◆ **TASK GOAL**: From the entries that follow, gather each line holding the word "dataset".

◆ **DATA RECORDS**:
════════════════════

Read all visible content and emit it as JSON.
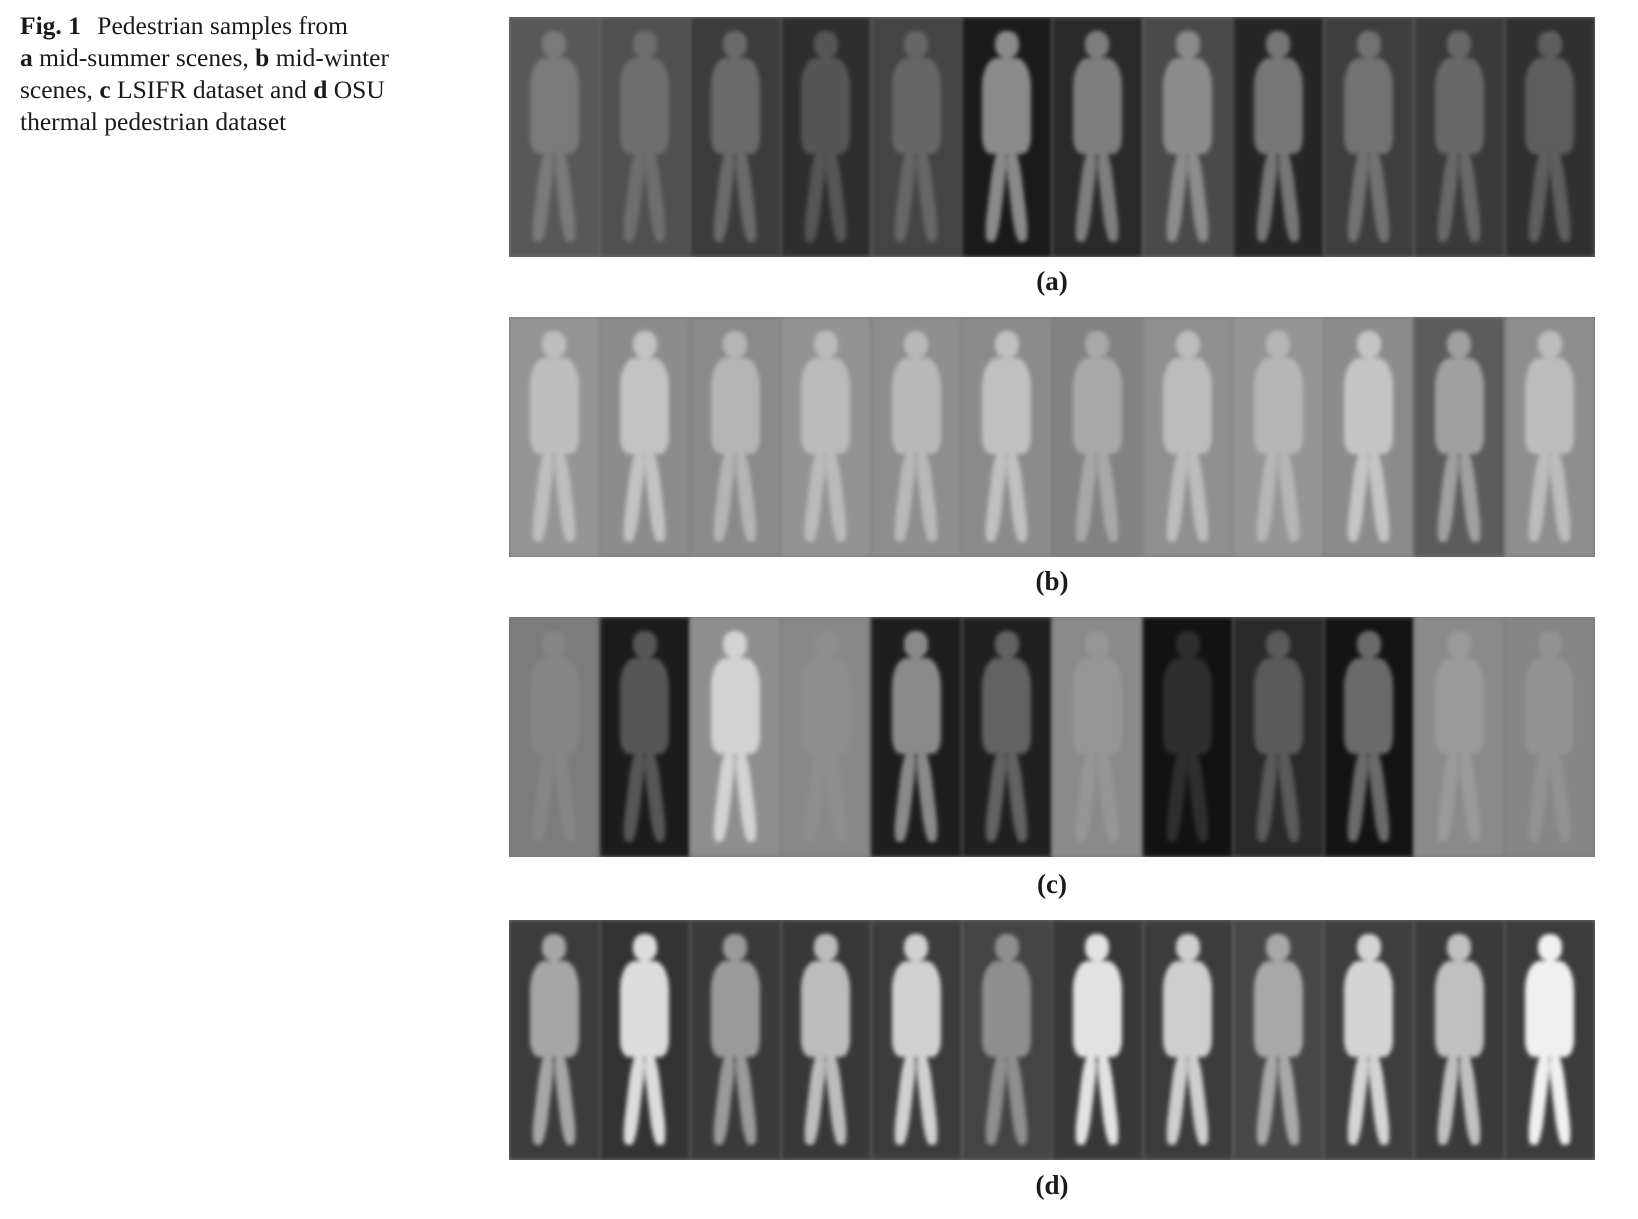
{
  "caption": {
    "fig_label": "Fig. 1",
    "text_before_a": "Pedestrian samples from",
    "a": "a",
    "a_text": "mid-summer scenes,",
    "b": "b",
    "b_text": "mid-winter scenes,",
    "c": "c",
    "c_text": "LSIFR dataset and",
    "d": "d",
    "d_text": "OSU thermal pedestrian dataset"
  },
  "panels": [
    {
      "label": "(a)",
      "samples": [
        {
          "bg": "#585858",
          "fg": "#7a7a7a"
        },
        {
          "bg": "#505050",
          "fg": "#6e6e6e"
        },
        {
          "bg": "#3c3c3c",
          "fg": "#6a6a6a"
        },
        {
          "bg": "#2e2e2e",
          "fg": "#555555"
        },
        {
          "bg": "#444444",
          "fg": "#666666"
        },
        {
          "bg": "#1a1a1a",
          "fg": "#8a8a8a"
        },
        {
          "bg": "#2a2a2a",
          "fg": "#7e7e7e"
        },
        {
          "bg": "#4a4a4a",
          "fg": "#8c8c8c"
        },
        {
          "bg": "#262626",
          "fg": "#767676"
        },
        {
          "bg": "#3e3e3e",
          "fg": "#727272"
        },
        {
          "bg": "#3a3a3a",
          "fg": "#686868"
        },
        {
          "bg": "#303030",
          "fg": "#5e5e5e"
        }
      ]
    },
    {
      "label": "(b)",
      "samples": [
        {
          "bg": "#959595",
          "fg": "#bebebe"
        },
        {
          "bg": "#8c8c8c",
          "fg": "#c2c2c2"
        },
        {
          "bg": "#8a8a8a",
          "fg": "#b4b4b4"
        },
        {
          "bg": "#939393",
          "fg": "#bababa"
        },
        {
          "bg": "#8e8e8e",
          "fg": "#b8b8b8"
        },
        {
          "bg": "#8b8b8b",
          "fg": "#c0c0c0"
        },
        {
          "bg": "#828282",
          "fg": "#a8a8a8"
        },
        {
          "bg": "#8f8f8f",
          "fg": "#bcbcbc"
        },
        {
          "bg": "#959595",
          "fg": "#b6b6b6"
        },
        {
          "bg": "#8c8c8c",
          "fg": "#c4c4c4"
        },
        {
          "bg": "#5c5c5c",
          "fg": "#a0a0a0"
        },
        {
          "bg": "#8e8e8e",
          "fg": "#bcbcbc"
        }
      ]
    },
    {
      "label": "(c)",
      "samples": [
        {
          "bg": "#7c7c7c",
          "fg": "#858585"
        },
        {
          "bg": "#1c1c1c",
          "fg": "#565656"
        },
        {
          "bg": "#8e8e8e",
          "fg": "#d2d2d2"
        },
        {
          "bg": "#888888",
          "fg": "#8e8e8e"
        },
        {
          "bg": "#1e1e1e",
          "fg": "#8a8a8a"
        },
        {
          "bg": "#202020",
          "fg": "#626262"
        },
        {
          "bg": "#8a8a8a",
          "fg": "#969696"
        },
        {
          "bg": "#121212",
          "fg": "#2e2e2e"
        },
        {
          "bg": "#2a2a2a",
          "fg": "#5a5a5a"
        },
        {
          "bg": "#141414",
          "fg": "#6a6a6a"
        },
        {
          "bg": "#8a8a8a",
          "fg": "#9a9a9a"
        },
        {
          "bg": "#868686",
          "fg": "#929292"
        }
      ]
    },
    {
      "label": "(d)",
      "samples": [
        {
          "bg": "#3c3c3c",
          "fg": "#a6a6a6"
        },
        {
          "bg": "#333333",
          "fg": "#dcdcdc"
        },
        {
          "bg": "#3a3a3a",
          "fg": "#9a9a9a"
        },
        {
          "bg": "#383838",
          "fg": "#bcbcbc"
        },
        {
          "bg": "#3c3c3c",
          "fg": "#d0d0d0"
        },
        {
          "bg": "#444444",
          "fg": "#8e8e8e"
        },
        {
          "bg": "#383838",
          "fg": "#e2e2e2"
        },
        {
          "bg": "#3c3c3c",
          "fg": "#cecece"
        },
        {
          "bg": "#484848",
          "fg": "#a8a8a8"
        },
        {
          "bg": "#3e3e3e",
          "fg": "#d4d4d4"
        },
        {
          "bg": "#3a3a3a",
          "fg": "#c0c0c0"
        },
        {
          "bg": "#3c3c3c",
          "fg": "#f0f0f0"
        }
      ]
    }
  ]
}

════════════════════

◆ **THE RESULT**:
    "c_text": "LSIFR dataset and",
    "d_text": "OSU thermal pedestrian dataset"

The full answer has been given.